YOUR OBJECTIVE
Copy out the data below as written; omit any images.
#### ENTRIES SUPPLIED
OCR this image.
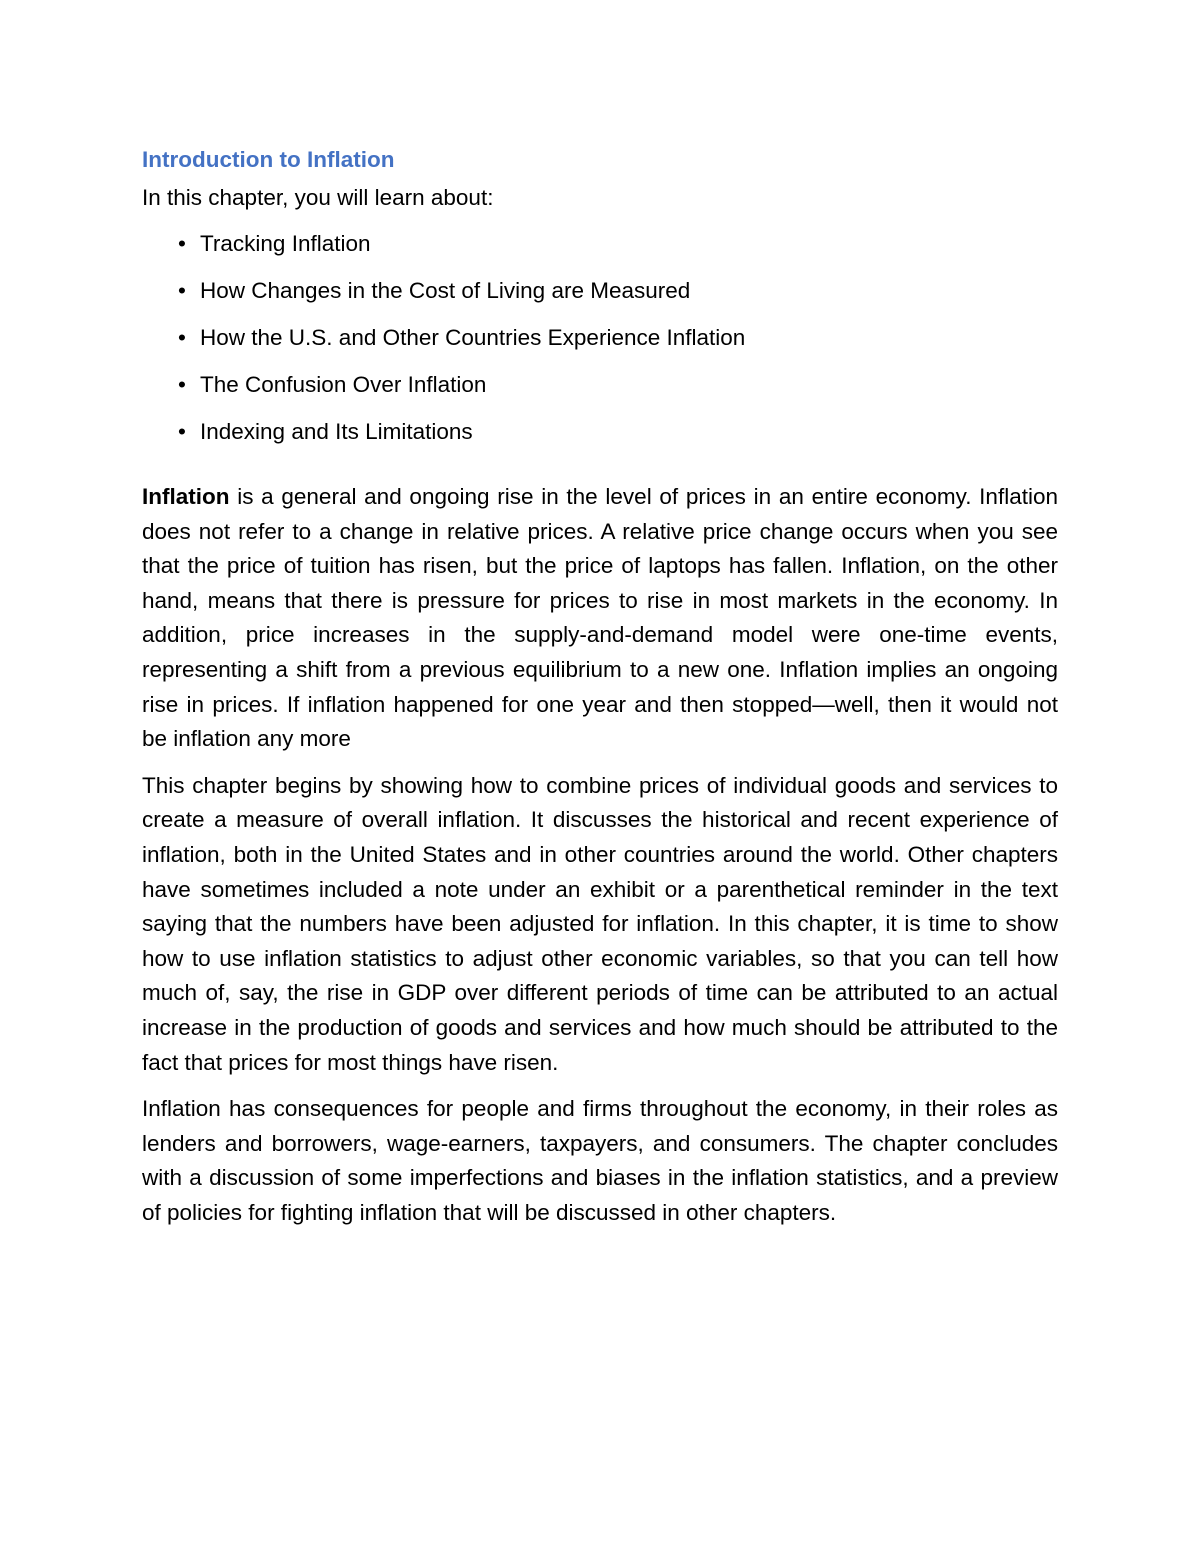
Introduction to Inflation

In this chapter, you will learn about:

• Tracking Inflation
• How Changes in the Cost of Living are Measured
• How the U.S. and Other Countries Experience Inflation
• The Confusion Over Inflation
• Indexing and Its Limitations

Inflation is a general and ongoing rise in the level of prices in an entire economy. Inflation does not refer to a change in relative prices. A relative price change occurs when you see that the price of tuition has risen, but the price of laptops has fallen. Inflation, on the other hand, means that there is pressure for prices to rise in most markets in the economy. In addition, price increases in the supply-and-demand model were one-time events, representing a shift from a previous equilibrium to a new one. Inflation implies an ongoing rise in prices. If inflation happened for one year and then stopped—well, then it would not be inflation any more

This chapter begins by showing how to combine prices of individual goods and services to create a measure of overall inflation. It discusses the historical and recent experience of inflation, both in the United States and in other countries around the world. Other chapters have sometimes included a note under an exhibit or a parenthetical reminder in the text saying that the numbers have been adjusted for inflation. In this chapter, it is time to show how to use inflation statistics to adjust other economic variables, so that you can tell how much of, say, the rise in GDP over different periods of time can be attributed to an actual increase in the production of goods and services and how much should be attributed to the fact that prices for most things have risen.

Inflation has consequences for people and firms throughout the economy, in their roles as lenders and borrowers, wage-earners, taxpayers, and consumers. The chapter concludes with a discussion of some imperfections and biases in the inflation statistics, and a preview of policies for fighting inflation that will be discussed in other chapters.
########
ANSWER
OCR this image.
Introduction to Inflation

In this chapter, you will learn about:

• Tracking Inflation
• How Changes in the Cost of Living are Measured
• How the U.S. and Other Countries Experience Inflation
• The Confusion Over Inflation
• Indexing and Its Limitations

Inflation is a general and ongoing rise in the level of prices in an entire economy. Inflation does not refer to a change in relative prices. A relative price change occurs when you see that the price of tuition has risen, but the price of laptops has fallen. Inflation, on the other hand, means that there is pressure for prices to rise in most markets in the economy. In addition, price increases in the supply-and-demand model were one-time events, representing a shift from a previous equilibrium to a new one. Inflation implies an ongoing rise in prices. If inflation happened for one year and then stopped—well, then it would not be inflation any more

This chapter begins by showing how to combine prices of individual goods and services to create a measure of overall inflation. It discusses the historical and recent experience of inflation, both in the United States and in other countries around the world. Other chapters have sometimes included a note under an exhibit or a parenthetical reminder in the text saying that the numbers have been adjusted for inflation. In this chapter, it is time to show how to use inflation statistics to adjust other economic variables, so that you can tell how much of, say, the rise in GDP over different periods of time can be attributed to an actual increase in the production of goods and services and how much should be attributed to the fact that prices for most things have risen.

Inflation has consequences for people and firms throughout the economy, in their roles as lenders and borrowers, wage-earners, taxpayers, and consumers. The chapter concludes with a discussion of some imperfections and biases in the inflation statistics, and a preview of policies for fighting inflation that will be discussed in other chapters.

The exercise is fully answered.